* START Data entries *

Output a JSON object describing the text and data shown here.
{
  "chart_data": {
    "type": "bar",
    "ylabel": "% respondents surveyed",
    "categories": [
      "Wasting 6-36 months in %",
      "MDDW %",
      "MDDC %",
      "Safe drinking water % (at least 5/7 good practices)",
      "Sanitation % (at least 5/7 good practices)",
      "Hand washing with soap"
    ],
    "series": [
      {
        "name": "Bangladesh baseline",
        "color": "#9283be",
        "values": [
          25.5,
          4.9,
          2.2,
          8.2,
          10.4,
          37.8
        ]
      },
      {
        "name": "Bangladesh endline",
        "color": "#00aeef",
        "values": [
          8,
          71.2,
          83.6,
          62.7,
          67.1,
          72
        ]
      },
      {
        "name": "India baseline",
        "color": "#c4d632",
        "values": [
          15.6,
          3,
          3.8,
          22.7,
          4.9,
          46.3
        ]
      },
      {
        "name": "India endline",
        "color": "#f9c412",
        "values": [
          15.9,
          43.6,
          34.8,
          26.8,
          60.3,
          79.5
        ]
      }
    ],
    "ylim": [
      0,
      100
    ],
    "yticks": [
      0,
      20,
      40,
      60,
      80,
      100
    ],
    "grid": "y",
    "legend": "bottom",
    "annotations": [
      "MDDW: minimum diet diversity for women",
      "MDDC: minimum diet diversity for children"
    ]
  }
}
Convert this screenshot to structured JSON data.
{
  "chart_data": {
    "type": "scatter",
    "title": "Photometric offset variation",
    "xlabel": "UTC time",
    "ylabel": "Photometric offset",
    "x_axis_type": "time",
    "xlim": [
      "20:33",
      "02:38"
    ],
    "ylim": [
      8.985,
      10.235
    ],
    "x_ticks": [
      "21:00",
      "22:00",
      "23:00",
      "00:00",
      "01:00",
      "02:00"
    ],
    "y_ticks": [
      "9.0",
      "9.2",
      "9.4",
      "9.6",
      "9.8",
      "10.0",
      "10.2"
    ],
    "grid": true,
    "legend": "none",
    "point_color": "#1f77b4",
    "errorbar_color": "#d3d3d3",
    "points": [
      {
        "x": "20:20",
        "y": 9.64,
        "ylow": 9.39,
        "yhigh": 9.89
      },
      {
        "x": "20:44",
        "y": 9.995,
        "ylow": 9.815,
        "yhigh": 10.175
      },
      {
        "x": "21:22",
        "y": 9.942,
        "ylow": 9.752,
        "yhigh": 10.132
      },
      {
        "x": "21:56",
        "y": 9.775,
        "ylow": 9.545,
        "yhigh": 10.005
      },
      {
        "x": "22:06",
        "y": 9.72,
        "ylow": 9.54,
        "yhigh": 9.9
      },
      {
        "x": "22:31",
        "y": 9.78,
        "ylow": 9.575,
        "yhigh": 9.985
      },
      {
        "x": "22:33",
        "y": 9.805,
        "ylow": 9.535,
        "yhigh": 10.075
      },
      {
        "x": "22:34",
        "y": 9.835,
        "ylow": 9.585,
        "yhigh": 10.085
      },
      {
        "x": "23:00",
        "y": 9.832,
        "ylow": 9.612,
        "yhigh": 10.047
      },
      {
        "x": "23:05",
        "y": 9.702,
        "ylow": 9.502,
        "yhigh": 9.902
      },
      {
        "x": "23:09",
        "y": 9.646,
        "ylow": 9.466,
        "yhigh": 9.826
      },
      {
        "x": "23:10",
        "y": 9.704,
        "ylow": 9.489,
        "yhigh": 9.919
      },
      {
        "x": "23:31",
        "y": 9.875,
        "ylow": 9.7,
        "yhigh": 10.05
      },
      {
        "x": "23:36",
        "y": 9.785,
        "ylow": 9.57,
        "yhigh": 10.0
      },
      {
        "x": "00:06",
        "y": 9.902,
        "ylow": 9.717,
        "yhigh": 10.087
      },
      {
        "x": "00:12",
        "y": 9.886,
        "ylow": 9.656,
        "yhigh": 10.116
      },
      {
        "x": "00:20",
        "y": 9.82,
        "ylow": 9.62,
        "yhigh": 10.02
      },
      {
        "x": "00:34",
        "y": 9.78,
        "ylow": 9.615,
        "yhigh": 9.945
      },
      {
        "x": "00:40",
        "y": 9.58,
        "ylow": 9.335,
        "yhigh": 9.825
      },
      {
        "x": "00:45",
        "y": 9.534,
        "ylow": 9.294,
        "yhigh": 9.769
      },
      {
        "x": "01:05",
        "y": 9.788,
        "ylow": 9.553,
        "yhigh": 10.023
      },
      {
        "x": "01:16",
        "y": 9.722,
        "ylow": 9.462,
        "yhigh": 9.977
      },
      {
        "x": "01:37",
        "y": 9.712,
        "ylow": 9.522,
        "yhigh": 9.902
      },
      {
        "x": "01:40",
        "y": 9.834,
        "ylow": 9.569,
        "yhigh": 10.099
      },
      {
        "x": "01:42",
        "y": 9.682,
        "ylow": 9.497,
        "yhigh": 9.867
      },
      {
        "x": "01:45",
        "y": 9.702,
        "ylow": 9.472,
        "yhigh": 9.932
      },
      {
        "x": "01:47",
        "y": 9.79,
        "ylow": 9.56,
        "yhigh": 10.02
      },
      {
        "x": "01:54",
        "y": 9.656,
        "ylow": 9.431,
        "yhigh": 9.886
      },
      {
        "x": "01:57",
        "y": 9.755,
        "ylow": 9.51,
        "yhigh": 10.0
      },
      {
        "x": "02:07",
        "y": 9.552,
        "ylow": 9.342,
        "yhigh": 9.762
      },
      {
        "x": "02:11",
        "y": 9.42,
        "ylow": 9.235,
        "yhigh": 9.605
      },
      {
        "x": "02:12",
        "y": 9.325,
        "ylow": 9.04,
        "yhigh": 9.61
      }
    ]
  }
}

* END Data entries *

▶ [Brief] Copy out the whole listing exactly; please set it all down.

▶ [Answer to this exercise]
Output a JSON object describing the text and data shown here.
{
  "chart_data": {
    "type": "bar",
    "ylabel": "% respondents surveyed",
    "categories": [
      "Wasting 6-36 months in %",
      "MDDW %",
      "MDDC %",
      "Safe drinking water % (at least 5/7 good practices)",
      "Sanitation % (at least 5/7 good practices)",
      "Hand washing with soap"
    ],
    "series": [
      {
        "name": "Bangladesh baseline",
        "color": "#9283be",
        "values": [
          25.5,
          4.9,
          2.2,
          8.2,
          10.4,
          37.8
        ]
      },
      {
        "name": "Bangladesh endline",
        "color": "#00aeef",
        "values": [
          8,
          71.2,
          83.6,
          62.7,
          67.1,
          72
        ]
      },
      {
        "name": "India baseline",
        "color": "#c4d632",
        "values": [
          15.6,
          3,
          3.8,
          22.7,
          4.9,
          46.3
        ]
      },
      {
        "name": "India endline",
        "color": "#f9c412",
        "values": [
          15.9,
          43.6,
          34.8,
          26.8,
          60.3,
          79.5
        ]
      }
    ],
    "ylim": [
      0,
      100
    ],
    "yticks": [
      0,
      20,
      40,
      60,
      80,
      100
    ],
    "grid": "y",
    "legend": "bottom",
    "annotations": [
      "MDDW: minimum diet diversity for women",
      "MDDC: minimum diet diversity for children"
    ]
  }
}
Convert this screenshot to structured JSON data.
{
  "chart_data": {
    "type": "scatter",
    "title": "Photometric offset variation",
    "xlabel": "UTC time",
    "ylabel": "Photometric offset",
    "x_axis_type": "time",
    "xlim": [
      "20:33",
      "02:38"
    ],
    "ylim": [
      8.985,
      10.235
    ],
    "x_ticks": [
      "21:00",
      "22:00",
      "23:00",
      "00:00",
      "01:00",
      "02:00"
    ],
    "y_ticks": [
      "9.0",
      "9.2",
      "9.4",
      "9.6",
      "9.8",
      "10.0",
      "10.2"
    ],
    "grid": true,
    "legend": "none",
    "point_color": "#1f77b4",
    "errorbar_color": "#d3d3d3",
    "points": [
      {
        "x": "20:20",
        "y": 9.64,
        "ylow": 9.39,
        "yhigh": 9.89
      },
      {
        "x": "20:44",
        "y": 9.995,
        "ylow": 9.815,
        "yhigh": 10.175
      },
      {
        "x": "21:22",
        "y": 9.942,
        "ylow": 9.752,
        "yhigh": 10.132
      },
      {
        "x": "21:56",
        "y": 9.775,
        "ylow": 9.545,
        "yhigh": 10.005
      },
      {
        "x": "22:06",
        "y": 9.72,
        "ylow": 9.54,
        "yhigh": 9.9
      },
      {
        "x": "22:31",
        "y": 9.78,
        "ylow": 9.575,
        "yhigh": 9.985
      },
      {
        "x": "22:33",
        "y": 9.805,
        "ylow": 9.535,
        "yhigh": 10.075
      },
      {
        "x": "22:34",
        "y": 9.835,
        "ylow": 9.585,
        "yhigh": 10.085
      },
      {
        "x": "23:00",
        "y": 9.832,
        "ylow": 9.612,
        "yhigh": 10.047
      },
      {
        "x": "23:05",
        "y": 9.702,
        "ylow": 9.502,
        "yhigh": 9.902
      },
      {
        "x": "23:09",
        "y": 9.646,
        "ylow": 9.466,
        "yhigh": 9.826
      },
      {
        "x": "23:10",
        "y": 9.704,
        "ylow": 9.489,
        "yhigh": 9.919
      },
      {
        "x": "23:31",
        "y": 9.875,
        "ylow": 9.7,
        "yhigh": 10.05
      },
      {
        "x": "23:36",
        "y": 9.785,
        "ylow": 9.57,
        "yhigh": 10.0
      },
      {
        "x": "00:06",
        "y": 9.902,
        "ylow": 9.717,
        "yhigh": 10.087
      },
      {
        "x": "00:12",
        "y": 9.886,
        "ylow": 9.656,
        "yhigh": 10.116
      },
      {
        "x": "00:20",
        "y": 9.82,
        "ylow": 9.62,
        "yhigh": 10.02
      },
      {
        "x": "00:34",
        "y": 9.78,
        "ylow": 9.615,
        "yhigh": 9.945
      },
      {
        "x": "00:40",
        "y": 9.58,
        "ylow": 9.335,
        "yhigh": 9.825
      },
      {
        "x": "00:45",
        "y": 9.534,
        "ylow": 9.294,
        "yhigh": 9.769
      },
      {
        "x": "01:05",
        "y": 9.788,
        "ylow": 9.553,
        "yhigh": 10.023
      },
      {
        "x": "01:16",
        "y": 9.722,
        "ylow": 9.462,
        "yhigh": 9.977
      },
      {
        "x": "01:37",
        "y": 9.712,
        "ylow": 9.522,
        "yhigh": 9.902
      },
      {
        "x": "01:40",
        "y": 9.834,
        "ylow": 9.569,
        "yhigh": 10.099
      },
      {
        "x": "01:42",
        "y": 9.682,
        "ylow": 9.497,
        "yhigh": 9.867
      },
      {
        "x": "01:45",
        "y": 9.702,
        "ylow": 9.472,
        "yhigh": 9.932
      },
      {
        "x": "01:47",
        "y": 9.79,
        "ylow": 9.56,
        "yhigh": 10.02
      },
      {
        "x": "01:54",
        "y": 9.656,
        "ylow": 9.431,
        "yhigh": 9.886
      },
      {
        "x": "01:57",
        "y": 9.755,
        "ylow": 9.51,
        "yhigh": 10.0
      },
      {
        "x": "02:07",
        "y": 9.552,
        "ylow": 9.342,
        "yhigh": 9.762
      },
      {
        "x": "02:11",
        "y": 9.42,
        "ylow": 9.235,
        "yhigh": 9.605
      },
      {
        "x": "02:12",
        "y": 9.325,
        "ylow": 9.04,
        "yhigh": 9.61
      }
    ]
  }
}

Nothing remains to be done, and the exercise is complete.